Entries shown.
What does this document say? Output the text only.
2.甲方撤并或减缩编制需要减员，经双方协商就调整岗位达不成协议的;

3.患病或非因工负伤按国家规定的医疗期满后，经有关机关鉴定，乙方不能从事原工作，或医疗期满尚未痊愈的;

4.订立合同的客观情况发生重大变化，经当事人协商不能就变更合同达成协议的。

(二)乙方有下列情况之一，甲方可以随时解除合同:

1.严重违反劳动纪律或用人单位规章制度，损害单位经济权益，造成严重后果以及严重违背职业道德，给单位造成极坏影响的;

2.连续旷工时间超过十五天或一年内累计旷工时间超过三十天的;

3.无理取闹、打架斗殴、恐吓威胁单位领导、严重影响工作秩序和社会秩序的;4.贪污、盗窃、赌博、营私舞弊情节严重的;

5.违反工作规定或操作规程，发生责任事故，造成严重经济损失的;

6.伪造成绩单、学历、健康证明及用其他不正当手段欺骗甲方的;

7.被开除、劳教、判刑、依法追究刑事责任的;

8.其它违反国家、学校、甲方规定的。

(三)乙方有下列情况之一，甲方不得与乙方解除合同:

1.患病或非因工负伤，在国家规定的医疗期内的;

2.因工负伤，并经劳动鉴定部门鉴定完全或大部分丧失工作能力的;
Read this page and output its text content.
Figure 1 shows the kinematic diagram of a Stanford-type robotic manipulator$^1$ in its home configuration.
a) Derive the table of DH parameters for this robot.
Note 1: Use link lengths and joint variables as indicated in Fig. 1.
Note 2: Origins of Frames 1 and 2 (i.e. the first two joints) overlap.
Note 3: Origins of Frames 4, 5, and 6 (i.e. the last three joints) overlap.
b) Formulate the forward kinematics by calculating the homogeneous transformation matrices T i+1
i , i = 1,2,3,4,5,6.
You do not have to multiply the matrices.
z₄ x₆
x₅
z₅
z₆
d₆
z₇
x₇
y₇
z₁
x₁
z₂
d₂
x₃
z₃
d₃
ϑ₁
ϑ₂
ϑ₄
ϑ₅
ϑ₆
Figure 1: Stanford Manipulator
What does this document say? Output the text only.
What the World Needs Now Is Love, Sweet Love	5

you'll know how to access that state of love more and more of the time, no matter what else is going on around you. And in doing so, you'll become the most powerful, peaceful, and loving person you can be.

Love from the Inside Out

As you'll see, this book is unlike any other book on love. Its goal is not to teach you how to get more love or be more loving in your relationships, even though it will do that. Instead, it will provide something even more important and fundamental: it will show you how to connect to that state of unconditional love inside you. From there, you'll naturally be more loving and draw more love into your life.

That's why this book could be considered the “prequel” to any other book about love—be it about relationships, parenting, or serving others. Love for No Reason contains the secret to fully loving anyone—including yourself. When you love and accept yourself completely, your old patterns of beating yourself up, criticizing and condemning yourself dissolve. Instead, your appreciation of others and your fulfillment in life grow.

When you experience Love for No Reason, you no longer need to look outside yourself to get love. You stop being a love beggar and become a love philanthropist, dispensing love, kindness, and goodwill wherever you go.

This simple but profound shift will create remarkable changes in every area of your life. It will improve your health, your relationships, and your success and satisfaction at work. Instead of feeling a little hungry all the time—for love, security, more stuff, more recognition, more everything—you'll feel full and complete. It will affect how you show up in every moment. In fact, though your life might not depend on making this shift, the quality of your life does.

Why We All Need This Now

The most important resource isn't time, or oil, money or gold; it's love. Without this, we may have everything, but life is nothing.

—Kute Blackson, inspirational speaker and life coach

Work to do. Locate the string "Figure" in the listing above and copy every line where it occurs.

Response to this task.
Figure 1 shows the kinematic diagram of a Stanford-type robotic manipulator$^1$ in its home configuration.
Figure 1: Stanford Manipulator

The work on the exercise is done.